Dataset items
※

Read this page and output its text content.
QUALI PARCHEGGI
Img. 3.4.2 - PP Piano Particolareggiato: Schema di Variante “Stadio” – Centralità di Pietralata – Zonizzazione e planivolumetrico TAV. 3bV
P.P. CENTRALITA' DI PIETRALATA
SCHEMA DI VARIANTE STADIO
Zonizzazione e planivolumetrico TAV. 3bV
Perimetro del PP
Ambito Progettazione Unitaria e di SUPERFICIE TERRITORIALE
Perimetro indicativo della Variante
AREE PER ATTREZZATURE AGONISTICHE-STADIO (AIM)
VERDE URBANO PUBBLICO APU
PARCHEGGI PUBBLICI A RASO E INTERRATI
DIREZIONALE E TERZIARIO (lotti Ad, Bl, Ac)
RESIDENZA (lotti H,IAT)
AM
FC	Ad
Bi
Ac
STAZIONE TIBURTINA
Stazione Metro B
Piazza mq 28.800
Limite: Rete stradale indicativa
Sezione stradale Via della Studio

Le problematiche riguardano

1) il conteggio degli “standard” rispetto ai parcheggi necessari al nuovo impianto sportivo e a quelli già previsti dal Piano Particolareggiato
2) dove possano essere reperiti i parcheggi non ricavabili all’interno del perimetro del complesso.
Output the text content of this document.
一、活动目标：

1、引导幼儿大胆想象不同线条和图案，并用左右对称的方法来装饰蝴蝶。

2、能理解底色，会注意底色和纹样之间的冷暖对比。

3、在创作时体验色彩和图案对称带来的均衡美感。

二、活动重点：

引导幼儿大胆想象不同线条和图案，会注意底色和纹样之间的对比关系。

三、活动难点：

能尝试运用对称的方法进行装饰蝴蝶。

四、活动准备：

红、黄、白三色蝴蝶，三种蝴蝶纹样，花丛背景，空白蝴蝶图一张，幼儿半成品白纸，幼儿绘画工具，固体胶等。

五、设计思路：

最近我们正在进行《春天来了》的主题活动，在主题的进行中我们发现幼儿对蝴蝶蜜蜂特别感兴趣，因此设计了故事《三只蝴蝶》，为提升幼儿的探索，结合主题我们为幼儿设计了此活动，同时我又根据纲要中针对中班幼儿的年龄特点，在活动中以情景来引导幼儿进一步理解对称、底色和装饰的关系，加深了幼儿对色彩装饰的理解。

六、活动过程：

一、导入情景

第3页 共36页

※

PROBLEM DESCRIPTION> Locate the string "Piano" in the listing above and copy every line where it occurs.

THE RESULT>
Img. 3.4.2 - PP Piano Particolareggiato: Schema di Variante “Stadio” – Centralità di Pietralata – Zonizzazione e planivolumetrico TAV. 3bV
1) il conteggio degli “standard” rispetto ai parcheggi necessari al nuovo impianto sportivo e a quelli già previsti dal Piano Particolareggiato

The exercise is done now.